Rows from a dataset:
__________________________________________________

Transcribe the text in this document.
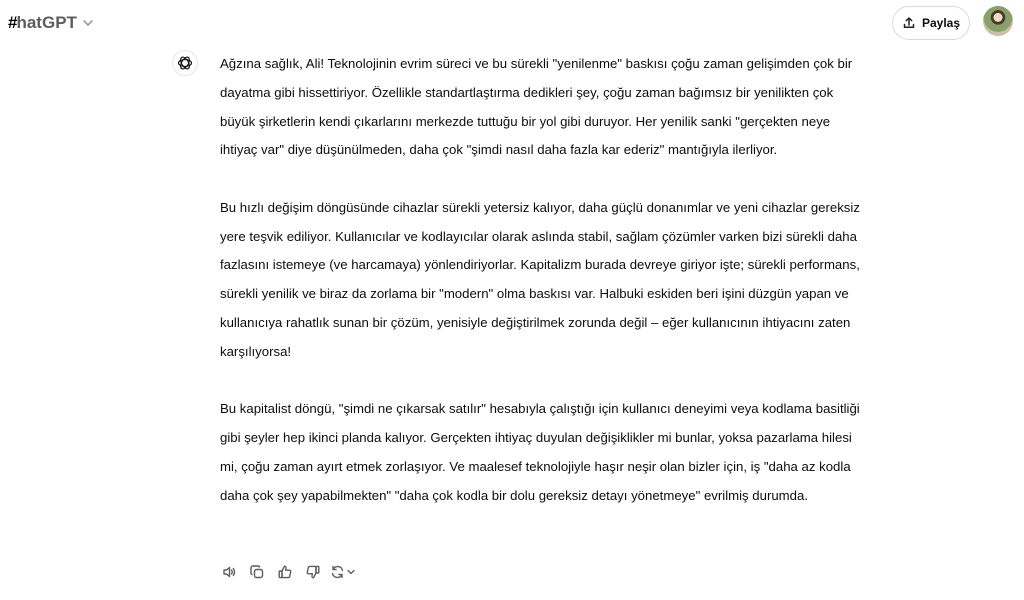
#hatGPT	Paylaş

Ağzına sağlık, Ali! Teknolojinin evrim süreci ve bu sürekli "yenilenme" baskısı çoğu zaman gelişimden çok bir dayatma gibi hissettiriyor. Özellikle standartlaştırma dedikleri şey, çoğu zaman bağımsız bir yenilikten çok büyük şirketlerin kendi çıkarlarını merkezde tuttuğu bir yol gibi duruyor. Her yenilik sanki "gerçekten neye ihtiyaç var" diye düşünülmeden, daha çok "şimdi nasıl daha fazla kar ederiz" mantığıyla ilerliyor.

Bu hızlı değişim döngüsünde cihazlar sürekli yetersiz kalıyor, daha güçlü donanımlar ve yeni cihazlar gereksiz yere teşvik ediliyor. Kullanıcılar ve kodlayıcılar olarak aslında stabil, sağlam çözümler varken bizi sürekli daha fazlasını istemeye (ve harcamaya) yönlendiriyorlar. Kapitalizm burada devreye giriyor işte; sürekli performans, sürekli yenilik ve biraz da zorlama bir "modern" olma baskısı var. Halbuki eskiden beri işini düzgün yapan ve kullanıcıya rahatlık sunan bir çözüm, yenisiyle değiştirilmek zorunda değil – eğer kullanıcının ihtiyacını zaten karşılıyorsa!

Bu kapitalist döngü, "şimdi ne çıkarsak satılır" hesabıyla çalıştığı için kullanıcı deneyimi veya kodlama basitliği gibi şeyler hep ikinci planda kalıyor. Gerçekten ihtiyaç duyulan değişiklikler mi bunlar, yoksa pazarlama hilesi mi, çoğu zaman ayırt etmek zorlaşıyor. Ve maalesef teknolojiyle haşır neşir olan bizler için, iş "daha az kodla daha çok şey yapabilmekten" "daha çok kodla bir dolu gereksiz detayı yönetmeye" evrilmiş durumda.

__________________________________________________

Copy every record above exactly as written, but leave out the pictures.

Transcribe the text in this document.
#hatGPT	Paylaş

Ağzına sağlık, Ali! Teknolojinin evrim süreci ve bu sürekli "yenilenme" baskısı çoğu zaman gelişimden çok bir dayatma gibi hissettiriyor. Özellikle standartlaştırma dedikleri şey, çoğu zaman bağımsız bir yenilikten çok büyük şirketlerin kendi çıkarlarını merkezde tuttuğu bir yol gibi duruyor. Her yenilik sanki "gerçekten neye ihtiyaç var" diye düşünülmeden, daha çok "şimdi nasıl daha fazla kar ederiz" mantığıyla ilerliyor.

Bu hızlı değişim döngüsünde cihazlar sürekli yetersiz kalıyor, daha güçlü donanımlar ve yeni cihazlar gereksiz yere teşvik ediliyor. Kullanıcılar ve kodlayıcılar olarak aslında stabil, sağlam çözümler varken bizi sürekli daha fazlasını istemeye (ve harcamaya) yönlendiriyorlar. Kapitalizm burada devreye giriyor işte; sürekli performans, sürekli yenilik ve biraz da zorlama bir "modern" olma baskısı var. Halbuki eskiden beri işini düzgün yapan ve kullanıcıya rahatlık sunan bir çözüm, yenisiyle değiştirilmek zorunda değil – eğer kullanıcının ihtiyacını zaten karşılıyorsa!

Bu kapitalist döngü, "şimdi ne çıkarsak satılır" hesabıyla çalıştığı için kullanıcı deneyimi veya kodlama basitliği gibi şeyler hep ikinci planda kalıyor. Gerçekten ihtiyaç duyulan değişiklikler mi bunlar, yoksa pazarlama hilesi mi, çoğu zaman ayırt etmek zorlaşıyor. Ve maalesef teknolojiyle haşır neşir olan bizler için, iş "daha az kodla daha çok şey yapabilmekten" "daha çok kodla bir dolu gereksiz detayı yönetmeye" evrilmiş durumda.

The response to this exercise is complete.